### Written task
Locate the word "Crescita" in the entries below, then gather every line that holds it.

(Entries from a dataset)
------------------------------------------------

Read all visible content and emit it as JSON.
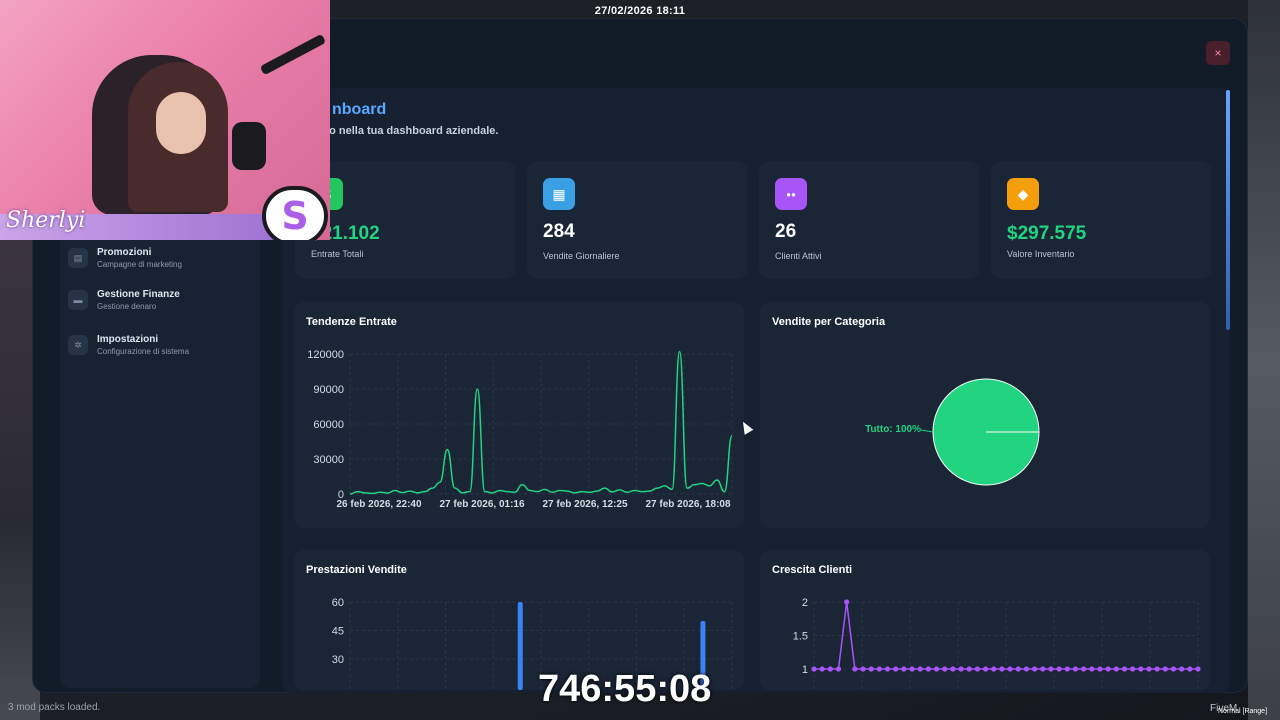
{
  "clock": "27/02/2026 18:11",
  "dashboard": {
    "title": "nboard",
    "subtitle": "nuto nella tua dashboard aziendale.",
    "close_symbol": "×"
  },
  "sidebar": {
    "items": [
      {
        "title": "Promozioni",
        "subtitle": "Campagne di marketing",
        "icon": "tag-icon"
      },
      {
        "title": "Gestione Finanze",
        "subtitle": "Gestione denaro",
        "icon": "wallet-icon"
      },
      {
        "title": "Impostazioni",
        "subtitle": "Configurazione di sistema",
        "icon": "gear-icon"
      }
    ]
  },
  "stats": [
    {
      "value": "$21.102",
      "label": "Entrate Totali",
      "color": "#22c55e",
      "icon": "dollar-icon",
      "icon_glyph": "$",
      "green": true
    },
    {
      "value": "284",
      "label": "Vendite Giornaliere",
      "color": "#3aa0e6",
      "icon": "store-icon",
      "icon_glyph": "▦",
      "green": false
    },
    {
      "value": "26",
      "label": "Clienti Attivi",
      "color": "#a855f7",
      "icon": "users-icon",
      "icon_glyph": "●●",
      "green": false
    },
    {
      "value": "$297.575",
      "label": "Valore Inventario",
      "color": "#f59e0b",
      "icon": "box-icon",
      "icon_glyph": "◆",
      "green": true
    }
  ],
  "panels": {
    "revenue_trend": "Tendenze Entrate",
    "sales_by_category": "Vendite per Categoria",
    "sales_performance": "Prestazioni Vendite",
    "client_growth": "Crescita Clienti"
  },
  "chart_data": [
    {
      "type": "line",
      "title": "Tendenze Entrate",
      "color": "#22d37f",
      "ylim": [
        0,
        120000
      ],
      "yticks": [
        "120000",
        "90000",
        "60000",
        "30000",
        "0"
      ],
      "xticks": [
        "26 feb 2026, 22:40",
        "27 feb 2026, 01:16",
        "27 feb 2026, 12:25",
        "27 feb 2026, 18:08"
      ],
      "values": [
        0,
        2000,
        1000,
        500,
        1500,
        800,
        3000,
        1200,
        2500,
        1000,
        2000,
        5000,
        10000,
        38000,
        5000,
        1000,
        2000,
        90000,
        2000,
        1000,
        3000,
        2000,
        1500,
        8000,
        3000,
        2000,
        4000,
        1500,
        3000,
        2500,
        1000,
        2000,
        1500,
        2500,
        5000,
        1800,
        3500,
        1500,
        3000,
        2000,
        2500,
        5000,
        7000,
        4000,
        122000,
        5000,
        8000,
        9000,
        7000,
        12000,
        2000,
        50000
      ]
    },
    {
      "type": "pie",
      "title": "Vendite per Categoria",
      "categories": [
        "Tutto"
      ],
      "values": [
        100
      ],
      "data_label": "Tutto: 100%",
      "color": "#22d37f"
    },
    {
      "type": "bar",
      "title": "Prestazioni Vendite",
      "color": "#3b82f6",
      "ylim": [
        0,
        60
      ],
      "yticks": [
        "60",
        "45",
        "30"
      ],
      "slots": 46,
      "values": [
        0,
        0,
        0,
        0,
        0,
        0,
        0,
        0,
        0,
        0,
        0,
        0,
        0,
        0,
        0,
        0,
        0,
        0,
        0,
        0,
        60,
        0,
        0,
        0,
        0,
        0,
        0,
        0,
        0,
        0,
        0,
        0,
        0,
        0,
        0,
        0,
        0,
        0,
        0,
        0,
        0,
        0,
        50,
        0,
        0,
        0
      ]
    },
    {
      "type": "line",
      "title": "Crescita Clienti",
      "color": "#a855f7",
      "ylim": [
        1,
        2
      ],
      "yticks": [
        "2",
        "1.5",
        "1"
      ],
      "values": [
        1,
        1,
        1,
        1,
        2,
        1,
        1,
        1,
        1,
        1,
        1,
        1,
        1,
        1,
        1,
        1,
        1,
        1,
        1,
        1,
        1,
        1,
        1,
        1,
        1,
        1,
        1,
        1,
        1,
        1,
        1,
        1,
        1,
        1,
        1,
        1,
        1,
        1,
        1,
        1,
        1,
        1,
        1,
        1,
        1,
        1,
        1,
        1
      ]
    }
  ],
  "overlay": {
    "streamer_name": "Sherlyi",
    "logo_letter": "S",
    "timer": "746:55:08",
    "corner_left": "3 mod packs loaded.",
    "corner_right": "FiveM",
    "corner_right2": "Normal [Range]"
  }
}
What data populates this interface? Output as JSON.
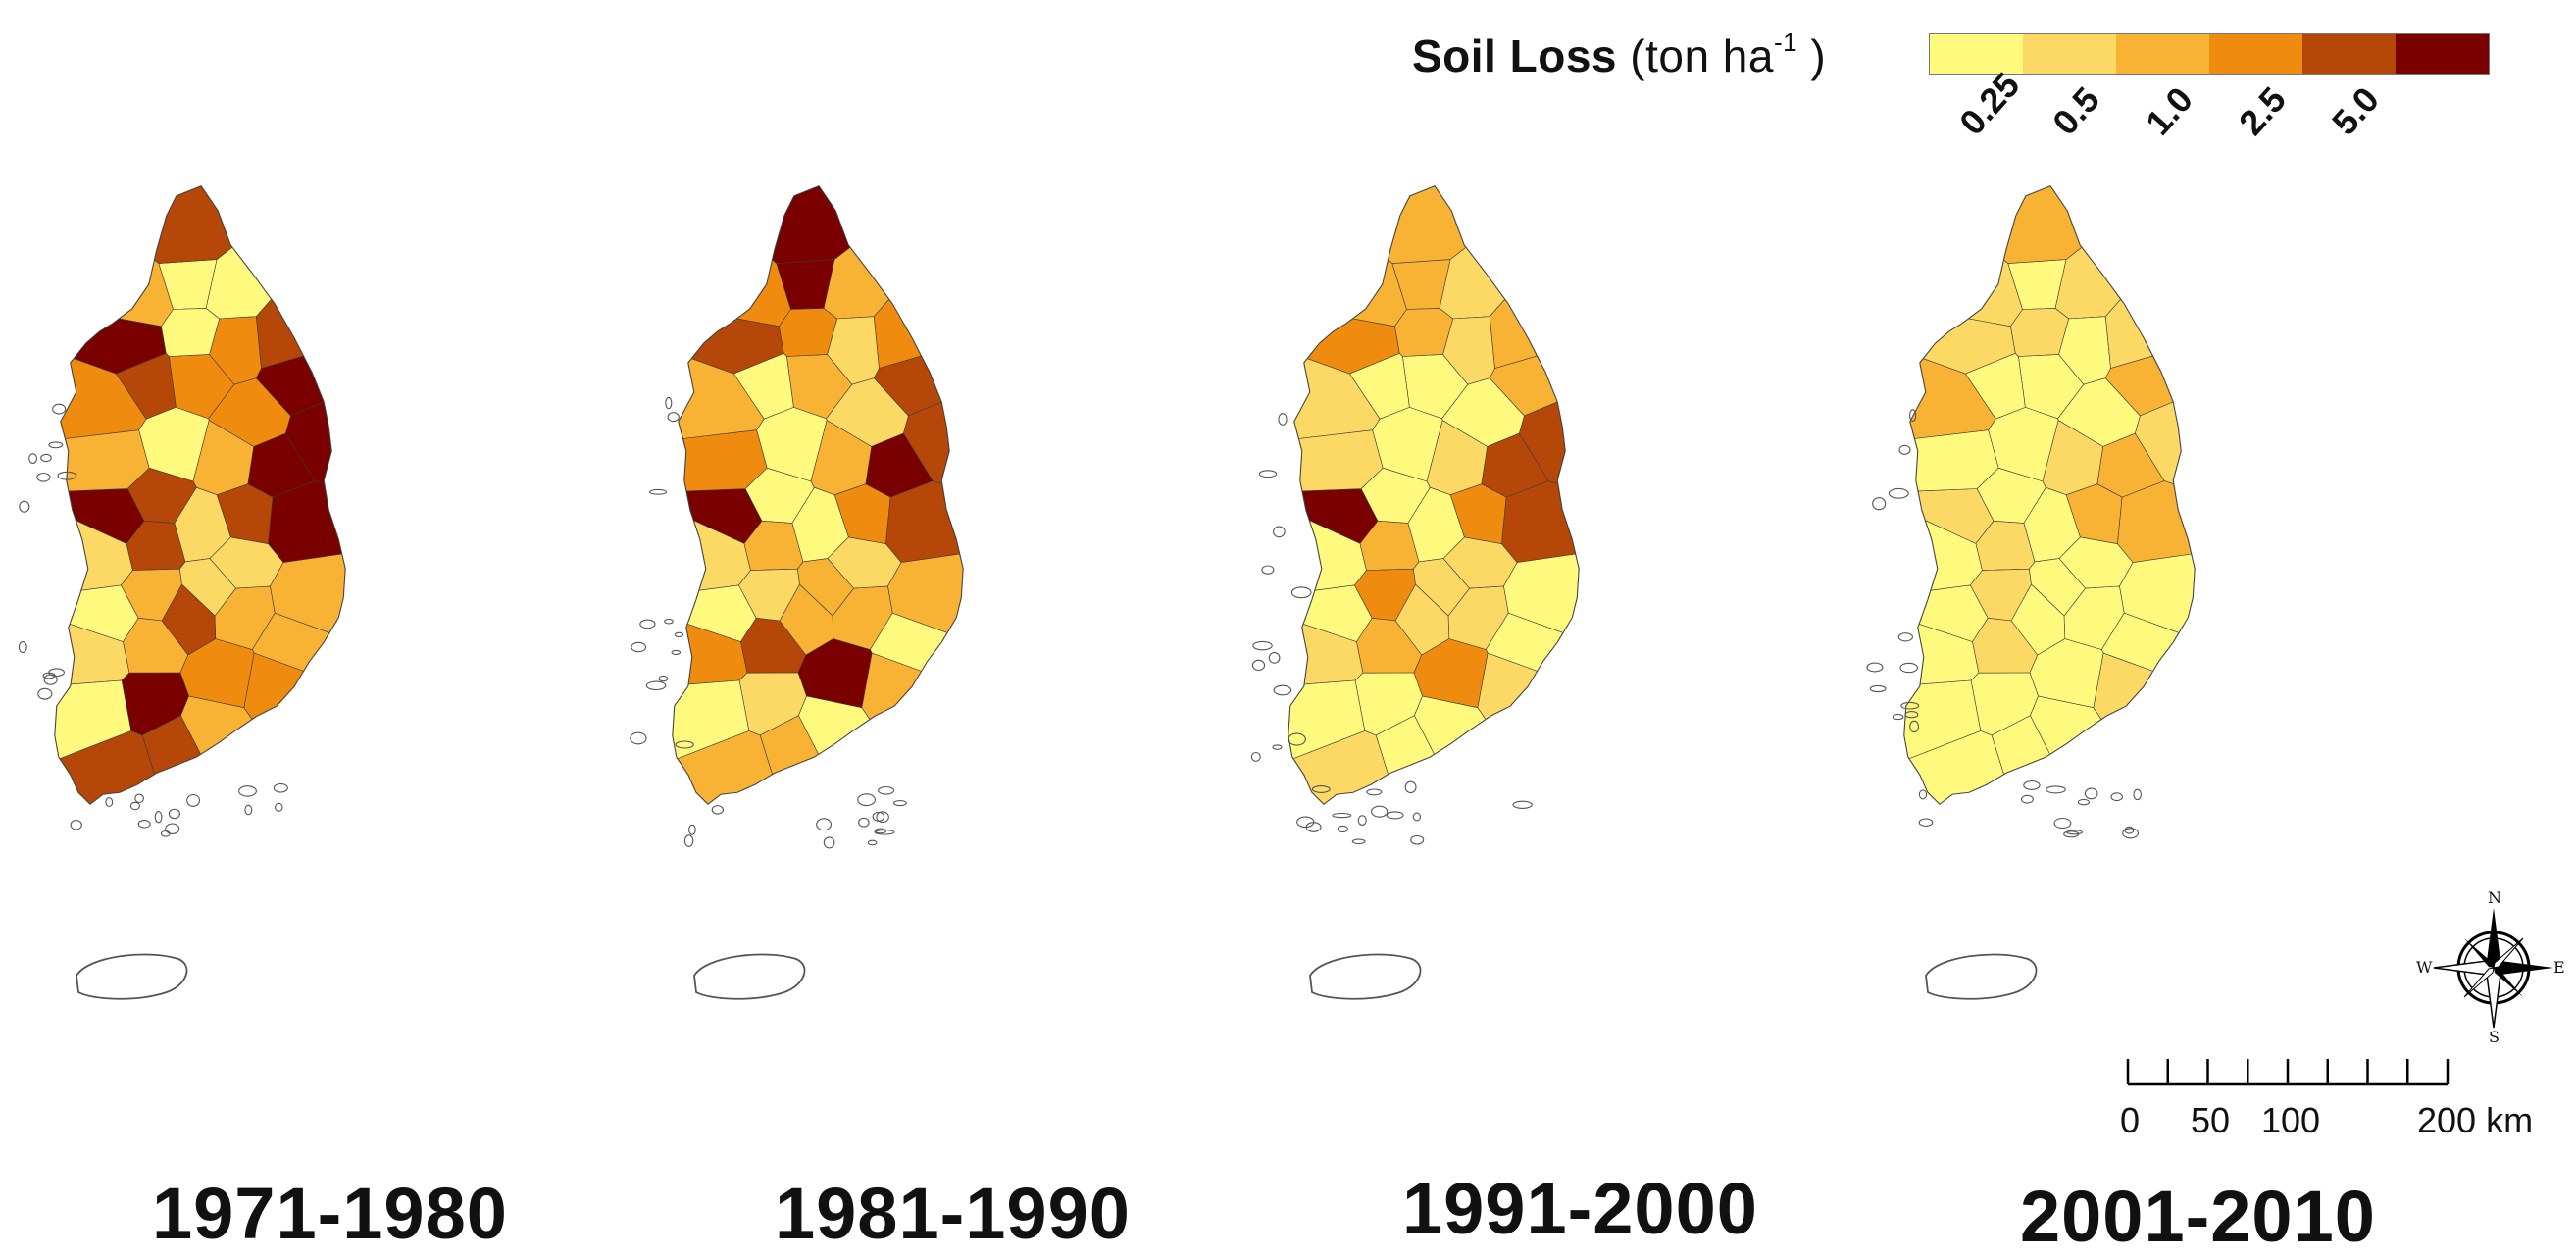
{
  "legend": {
    "title_main": "Soil Loss",
    "title_unit_prefix": "(ton ha",
    "title_unit_exp": "-1",
    "title_unit_suffix": " )",
    "classes": [
      "#fff97e",
      "#fcd964",
      "#f9b334",
      "#ef8c10",
      "#b54808",
      "#7a0000"
    ],
    "break_labels": [
      "0.25",
      "0.5",
      "1.0",
      "2.5",
      "5.0"
    ]
  },
  "palette": {
    "outline": "#555555",
    "region_border": "#3a3a3a"
  },
  "panels": [
    {
      "period": "1971-1980",
      "classes": [
        0,
        5,
        4,
        4,
        2,
        2,
        3,
        2,
        3,
        4,
        5,
        4,
        2,
        3,
        4,
        2,
        3,
        5,
        2,
        1,
        0,
        1,
        3,
        0,
        2,
        5,
        4,
        1,
        5,
        4,
        5,
        2,
        3,
        4,
        1,
        1,
        0,
        0,
        4,
        5,
        0,
        2
      ]
    },
    {
      "period": "1981-1990",
      "classes": [
        2,
        4,
        2,
        2,
        0,
        0,
        2,
        1,
        2,
        0,
        5,
        2,
        3,
        1,
        0,
        4,
        5,
        4,
        2,
        3,
        5,
        0,
        1,
        3,
        2,
        4,
        3,
        2,
        1,
        2,
        5,
        3,
        2,
        3,
        1,
        1,
        0,
        0,
        5,
        4,
        0,
        2
      ]
    },
    {
      "period": "1991-2000",
      "classes": [
        1,
        2,
        0,
        2,
        0,
        0,
        1,
        3,
        0,
        0,
        5,
        1,
        2,
        1,
        0,
        2,
        3,
        4,
        0,
        1,
        2,
        0,
        0,
        2,
        1,
        4,
        2,
        1,
        0,
        1,
        4,
        1,
        1,
        3,
        1,
        0,
        0,
        0,
        2,
        3,
        0,
        1
      ]
    },
    {
      "period": "2001-2010",
      "classes": [
        1,
        2,
        0,
        1,
        0,
        0,
        2,
        1,
        0,
        0,
        1,
        0,
        1,
        0,
        0,
        1,
        0,
        1,
        0,
        0,
        0,
        0,
        0,
        1,
        0,
        2,
        1,
        0,
        0,
        0,
        2,
        0,
        1,
        2,
        0,
        0,
        0,
        0,
        2,
        1,
        0,
        1
      ]
    }
  ],
  "compass": {
    "n": "N",
    "s": "S",
    "e": "E",
    "w": "W"
  },
  "scale_bar": {
    "labels": [
      "0",
      "50",
      "100",
      "200 km"
    ],
    "max_km": 200,
    "tick_step_km": 25
  }
}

------------------------------------------------

### Answer below
    "client_growth": "Crescita Clienti"
      "title": "Crescita Clienti",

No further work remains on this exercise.